PROBLEM STATEMENT →
Set down all of the data that follows word for word, without the images.

Data entries
....

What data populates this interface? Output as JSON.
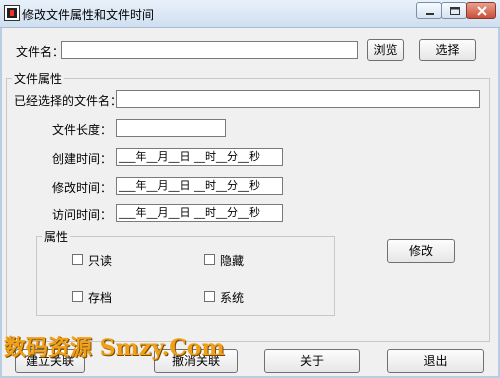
{
  "window": {
    "title": "修改文件属性和文件时间"
  },
  "file": {
    "label": "文件名：",
    "value": "",
    "browse_label": "浏览",
    "select_label": "选择"
  },
  "attrs_group": {
    "title": "文件属性",
    "selected_label": "已经选择的文件名：",
    "selected_value": "",
    "length_label": "文件长度：",
    "length_value": "",
    "created_label": "创建时间：",
    "modified_label": "修改时间：",
    "accessed_label": "访问时间：",
    "date_template": "___年__月__日 __时__分__秒"
  },
  "props_group": {
    "title": "属性",
    "readonly_label": "只读",
    "hidden_label": "隐藏",
    "archive_label": "存档",
    "system_label": "系统"
  },
  "modify_button": "修改",
  "bottom_buttons": {
    "associate": "建立关联",
    "unassociate": "撤消关联",
    "about": "关于",
    "exit": "退出"
  },
  "watermark": "数码资源 Smzy.Com",
  "colors": {
    "titlebar": "#cfdff0",
    "frame": "#b9cde3",
    "watermark": "#f0a018"
  }
}
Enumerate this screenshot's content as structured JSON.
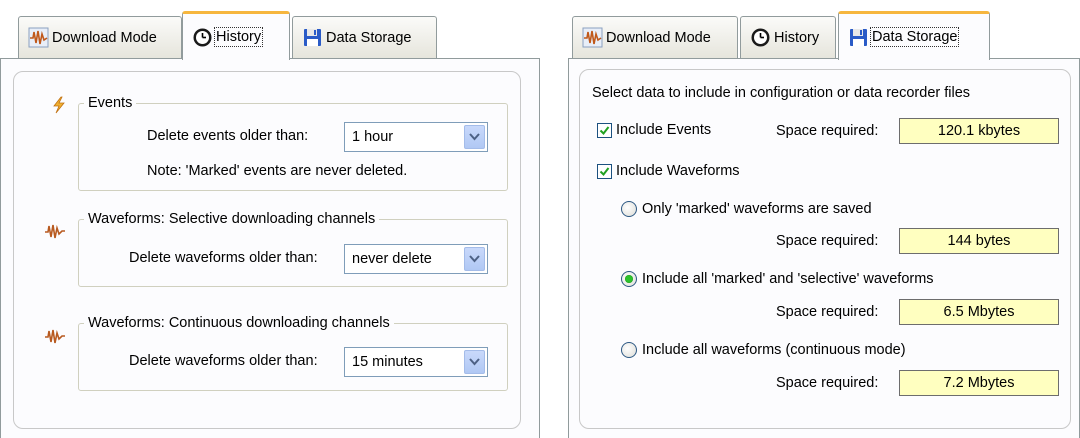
{
  "left": {
    "tabs": [
      {
        "label": "Download Mode",
        "icon": "waveform-icon"
      },
      {
        "label": "History",
        "icon": "clock-icon"
      },
      {
        "label": "Data Storage",
        "icon": "floppy-disk-icon"
      }
    ],
    "active_tab": "History",
    "events": {
      "title": "Events",
      "delete_label": "Delete events older than:",
      "delete_value": "1 hour",
      "note": "Note:  'Marked' events are never deleted."
    },
    "selective": {
      "title": "Waveforms:  Selective downloading channels",
      "delete_label": "Delete waveforms older than:",
      "delete_value": "never delete"
    },
    "continuous": {
      "title": "Waveforms:  Continuous downloading channels",
      "delete_label": "Delete waveforms older than:",
      "delete_value": "15 minutes"
    }
  },
  "right": {
    "tabs": [
      {
        "label": "Download Mode",
        "icon": "waveform-icon"
      },
      {
        "label": "History",
        "icon": "clock-icon"
      },
      {
        "label": "Data Storage",
        "icon": "floppy-disk-icon"
      }
    ],
    "active_tab": "Data Storage",
    "intro": "Select data to include in configuration or data recorder files",
    "include_events": {
      "label": "Include Events",
      "checked": true
    },
    "events_space": {
      "label": "Space required:",
      "value": "120.1 kbytes"
    },
    "include_waveforms": {
      "label": "Include Waveforms",
      "checked": true
    },
    "options": [
      {
        "label": "Only 'marked' waveforms are saved",
        "selected": false,
        "space_label": "Space required:",
        "space_value": "144 bytes"
      },
      {
        "label": "Include all 'marked' and 'selective' waveforms",
        "selected": true,
        "space_label": "Space required:",
        "space_value": "6.5 Mbytes"
      },
      {
        "label": "Include all waveforms (continuous mode)",
        "selected": false,
        "space_label": "Space required:",
        "space_value": "7.2 Mbytes"
      }
    ]
  },
  "colors": {
    "tab_highlight": "#f6b63e",
    "field_yellow": "#ffffc0",
    "radio_selected": "#2cc22c",
    "border": "#919b9c"
  }
}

....

CORRECT RESPONSE →
What data populates this interface? Output as JSON.
{
  "window": {
    "title": "修改文件属性和文件时间"
  },
  "file": {
    "label": "文件名：",
    "value": "",
    "browse_label": "浏览",
    "select_label": "选择"
  },
  "attrs_group": {
    "title": "文件属性",
    "selected_label": "已经选择的文件名：",
    "selected_value": "",
    "length_label": "文件长度：",
    "length_value": "",
    "created_label": "创建时间：",
    "modified_label": "修改时间：",
    "accessed_label": "访问时间：",
    "date_template": "___年__月__日 __时__分__秒"
  },
  "props_group": {
    "title": "属性",
    "readonly_label": "只读",
    "hidden_label": "隐藏",
    "archive_label": "存档",
    "system_label": "系统"
  },
  "modify_button": "修改",
  "bottom_buttons": {
    "associate": "建立关联",
    "unassociate": "撤消关联",
    "about": "关于",
    "exit": "退出"
  },
  "watermark": "数码资源 Smzy.Com",
  "colors": {
    "titlebar": "#cfdff0",
    "frame": "#b9cde3",
    "watermark": "#f0a018"
  }
}
Enumerate this screenshot's content as structured JSON.
{
  "left": {
    "tabs": [
      {
        "label": "Download Mode",
        "icon": "waveform-icon"
      },
      {
        "label": "History",
        "icon": "clock-icon"
      },
      {
        "label": "Data Storage",
        "icon": "floppy-disk-icon"
      }
    ],
    "active_tab": "History",
    "events": {
      "title": "Events",
      "delete_label": "Delete events older than:",
      "delete_value": "1 hour",
      "note": "Note:  'Marked' events are never deleted."
    },
    "selective": {
      "title": "Waveforms:  Selective downloading channels",
      "delete_label": "Delete waveforms older than:",
      "delete_value": "never delete"
    },
    "continuous": {
      "title": "Waveforms:  Continuous downloading channels",
      "delete_label": "Delete waveforms older than:",
      "delete_value": "15 minutes"
    }
  },
  "right": {
    "tabs": [
      {
        "label": "Download Mode",
        "icon": "waveform-icon"
      },
      {
        "label": "History",
        "icon": "clock-icon"
      },
      {
        "label": "Data Storage",
        "icon": "floppy-disk-icon"
      }
    ],
    "active_tab": "Data Storage",
    "intro": "Select data to include in configuration or data recorder files",
    "include_events": {
      "label": "Include Events",
      "checked": true
    },
    "events_space": {
      "label": "Space required:",
      "value": "120.1 kbytes"
    },
    "include_waveforms": {
      "label": "Include Waveforms",
      "checked": true
    },
    "options": [
      {
        "label": "Only 'marked' waveforms are saved",
        "selected": false,
        "space_label": "Space required:",
        "space_value": "144 bytes"
      },
      {
        "label": "Include all 'marked' and 'selective' waveforms",
        "selected": true,
        "space_label": "Space required:",
        "space_value": "6.5 Mbytes"
      },
      {
        "label": "Include all waveforms (continuous mode)",
        "selected": false,
        "space_label": "Space required:",
        "space_value": "7.2 Mbytes"
      }
    ]
  },
  "colors": {
    "tab_highlight": "#f6b63e",
    "field_yellow": "#ffffc0",
    "radio_selected": "#2cc22c",
    "border": "#919b9c"
  }
}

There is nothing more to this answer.